Stored entries:
━━━━━━━━━━━━━━━━

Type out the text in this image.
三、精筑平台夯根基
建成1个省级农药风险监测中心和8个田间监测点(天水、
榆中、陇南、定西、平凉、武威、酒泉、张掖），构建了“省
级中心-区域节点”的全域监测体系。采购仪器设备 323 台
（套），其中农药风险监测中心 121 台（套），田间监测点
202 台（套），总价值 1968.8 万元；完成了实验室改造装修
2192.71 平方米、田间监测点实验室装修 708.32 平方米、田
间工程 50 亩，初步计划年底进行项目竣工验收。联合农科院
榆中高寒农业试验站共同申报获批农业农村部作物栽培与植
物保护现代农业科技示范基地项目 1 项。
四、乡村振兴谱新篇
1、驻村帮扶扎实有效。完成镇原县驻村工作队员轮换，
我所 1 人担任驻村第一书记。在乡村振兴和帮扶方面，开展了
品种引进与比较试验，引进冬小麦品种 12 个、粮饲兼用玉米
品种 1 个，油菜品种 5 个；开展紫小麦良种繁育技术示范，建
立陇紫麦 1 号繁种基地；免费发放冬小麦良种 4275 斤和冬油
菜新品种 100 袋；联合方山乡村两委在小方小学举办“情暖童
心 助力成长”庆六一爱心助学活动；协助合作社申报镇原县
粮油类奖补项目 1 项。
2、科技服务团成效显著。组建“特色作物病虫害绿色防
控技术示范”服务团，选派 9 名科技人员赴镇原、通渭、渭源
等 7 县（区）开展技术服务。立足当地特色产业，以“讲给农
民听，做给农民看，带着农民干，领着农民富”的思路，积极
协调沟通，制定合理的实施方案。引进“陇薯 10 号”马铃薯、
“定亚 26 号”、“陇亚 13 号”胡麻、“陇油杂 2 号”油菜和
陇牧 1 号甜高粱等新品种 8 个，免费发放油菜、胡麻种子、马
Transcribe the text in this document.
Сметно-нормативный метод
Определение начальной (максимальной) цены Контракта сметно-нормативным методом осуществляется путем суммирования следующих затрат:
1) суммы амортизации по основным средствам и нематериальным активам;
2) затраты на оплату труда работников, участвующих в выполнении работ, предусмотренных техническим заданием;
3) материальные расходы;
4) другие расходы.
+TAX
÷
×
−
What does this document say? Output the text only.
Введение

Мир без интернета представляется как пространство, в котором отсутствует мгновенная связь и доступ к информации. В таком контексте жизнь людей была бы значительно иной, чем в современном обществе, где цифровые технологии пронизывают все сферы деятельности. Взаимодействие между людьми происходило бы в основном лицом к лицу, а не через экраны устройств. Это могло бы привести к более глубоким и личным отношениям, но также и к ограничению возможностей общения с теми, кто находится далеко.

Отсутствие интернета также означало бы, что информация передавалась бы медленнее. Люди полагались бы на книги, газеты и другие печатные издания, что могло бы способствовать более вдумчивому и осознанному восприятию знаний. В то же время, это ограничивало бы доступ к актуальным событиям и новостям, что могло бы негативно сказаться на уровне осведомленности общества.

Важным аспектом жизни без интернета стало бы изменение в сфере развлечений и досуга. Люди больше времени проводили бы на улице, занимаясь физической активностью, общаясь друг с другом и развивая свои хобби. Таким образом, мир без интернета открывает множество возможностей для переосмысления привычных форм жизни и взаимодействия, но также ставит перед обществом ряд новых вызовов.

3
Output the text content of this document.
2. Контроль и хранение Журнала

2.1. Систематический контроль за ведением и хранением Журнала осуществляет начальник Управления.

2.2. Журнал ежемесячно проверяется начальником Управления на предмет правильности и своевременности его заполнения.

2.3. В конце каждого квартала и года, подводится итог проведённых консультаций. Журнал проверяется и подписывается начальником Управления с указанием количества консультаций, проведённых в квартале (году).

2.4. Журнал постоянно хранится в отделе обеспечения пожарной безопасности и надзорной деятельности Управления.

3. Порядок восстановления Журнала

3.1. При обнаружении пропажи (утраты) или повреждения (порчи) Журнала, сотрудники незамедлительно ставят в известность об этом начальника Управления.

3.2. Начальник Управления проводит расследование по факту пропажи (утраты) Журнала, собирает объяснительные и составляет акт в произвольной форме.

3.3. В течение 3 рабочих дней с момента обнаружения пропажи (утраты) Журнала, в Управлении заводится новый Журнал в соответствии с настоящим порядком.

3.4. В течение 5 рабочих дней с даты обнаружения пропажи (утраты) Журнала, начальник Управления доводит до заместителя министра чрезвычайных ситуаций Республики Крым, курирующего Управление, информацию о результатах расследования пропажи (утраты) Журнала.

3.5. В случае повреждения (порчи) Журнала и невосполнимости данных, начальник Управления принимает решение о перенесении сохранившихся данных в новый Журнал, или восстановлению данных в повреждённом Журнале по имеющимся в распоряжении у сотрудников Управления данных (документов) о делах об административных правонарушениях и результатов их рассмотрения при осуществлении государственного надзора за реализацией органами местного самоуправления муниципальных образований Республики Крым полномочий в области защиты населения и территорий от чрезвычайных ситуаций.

━━━━━━━━━━━━━━━━

What this task involves — Transcribe all the entries, keeping each one exactly as it is.

Result of the task —
Type out the text in this image.
三、精筑平台夯根基
建成1个省级农药风险监测中心和8个田间监测点(天水、
榆中、陇南、定西、平凉、武威、酒泉、张掖），构建了“省
级中心-区域节点”的全域监测体系。采购仪器设备 323 台
（套），其中农药风险监测中心 121 台（套），田间监测点
202 台（套），总价值 1968.8 万元；完成了实验室改造装修
2192.71 平方米、田间监测点实验室装修 708.32 平方米、田
间工程 50 亩，初步计划年底进行项目竣工验收。联合农科院
榆中高寒农业试验站共同申报获批农业农村部作物栽培与植
物保护现代农业科技示范基地项目 1 项。
四、乡村振兴谱新篇
1、驻村帮扶扎实有效。完成镇原县驻村工作队员轮换，
我所 1 人担任驻村第一书记。在乡村振兴和帮扶方面，开展了
品种引进与比较试验，引进冬小麦品种 12 个、粮饲兼用玉米
品种 1 个，油菜品种 5 个；开展紫小麦良种繁育技术示范，建
立陇紫麦 1 号繁种基地；免费发放冬小麦良种 4275 斤和冬油
菜新品种 100 袋；联合方山乡村两委在小方小学举办“情暖童
心 助力成长”庆六一爱心助学活动；协助合作社申报镇原县
粮油类奖补项目 1 项。
2、科技服务团成效显著。组建“特色作物病虫害绿色防
控技术示范”服务团，选派 9 名科技人员赴镇原、通渭、渭源
等 7 县（区）开展技术服务。立足当地特色产业，以“讲给农
民听，做给农民看，带着农民干，领着农民富”的思路，积极
协调沟通，制定合理的实施方案。引进“陇薯 10 号”马铃薯、
“定亚 26 号”、“陇亚 13 号”胡麻、“陇油杂 2 号”油菜和
陇牧 1 号甜高粱等新品种 8 个，免费发放油菜、胡麻种子、马
Transcribe the text in this document.
Сметно-нормативный метод
Определение начальной (максимальной) цены Контракта сметно-нормативным методом осуществляется путем суммирования следующих затрат:
1) суммы амортизации по основным средствам и нематериальным активам;
2) затраты на оплату труда работников, участвующих в выполнении работ, предусмотренных техническим заданием;
3) материальные расходы;
4) другие расходы.
+TAX
÷
×
−
What does this document say? Output the text only.
Введение

Мир без интернета представляется как пространство, в котором отсутствует мгновенная связь и доступ к информации. В таком контексте жизнь людей была бы значительно иной, чем в современном обществе, где цифровые технологии пронизывают все сферы деятельности. Взаимодействие между людьми происходило бы в основном лицом к лицу, а не через экраны устройств. Это могло бы привести к более глубоким и личным отношениям, но также и к ограничению возможностей общения с теми, кто находится далеко.

Отсутствие интернета также означало бы, что информация передавалась бы медленнее. Люди полагались бы на книги, газеты и другие печатные издания, что могло бы способствовать более вдумчивому и осознанному восприятию знаний. В то же время, это ограничивало бы доступ к актуальным событиям и новостям, что могло бы негативно сказаться на уровне осведомленности общества.

Важным аспектом жизни без интернета стало бы изменение в сфере развлечений и досуга. Люди больше времени проводили бы на улице, занимаясь физической активностью, общаясь друг с другом и развивая свои хобби. Таким образом, мир без интернета открывает множество возможностей для переосмысления привычных форм жизни и взаимодействия, но также ставит перед обществом ряд новых вызовов.

3
Output the text content of this document.
2. Контроль и хранение Журнала

2.1. Систематический контроль за ведением и хранением Журнала осуществляет начальник Управления.

2.2. Журнал ежемесячно проверяется начальником Управления на предмет правильности и своевременности его заполнения.

2.3. В конце каждого квартала и года, подводится итог проведённых консультаций. Журнал проверяется и подписывается начальником Управления с указанием количества консультаций, проведённых в квартале (году).

2.4. Журнал постоянно хранится в отделе обеспечения пожарной безопасности и надзорной деятельности Управления.

3. Порядок восстановления Журнала

3.1. При обнаружении пропажи (утраты) или повреждения (порчи) Журнала, сотрудники незамедлительно ставят в известность об этом начальника Управления.

3.2. Начальник Управления проводит расследование по факту пропажи (утраты) Журнала, собирает объяснительные и составляет акт в произвольной форме.

3.3. В течение 3 рабочих дней с момента обнаружения пропажи (утраты) Журнала, в Управлении заводится новый Журнал в соответствии с настоящим порядком.

3.4. В течение 5 рабочих дней с даты обнаружения пропажи (утраты) Журнала, начальник Управления доводит до заместителя министра чрезвычайных ситуаций Республики Крым, курирующего Управление, информацию о результатах расследования пропажи (утраты) Журнала.

3.5. В случае повреждения (порчи) Журнала и невосполнимости данных, начальник Управления принимает решение о перенесении сохранившихся данных в новый Журнал, или восстановлению данных в повреждённом Журнале по имеющимся в распоряжении у сотрудников Управления данных (документов) о делах об административных правонарушениях и результатов их рассмотрения при осуществлении государственного надзора за реализацией органами местного самоуправления муниципальных образований Республики Крым полномочий в области защиты населения и территорий от чрезвычайных ситуаций.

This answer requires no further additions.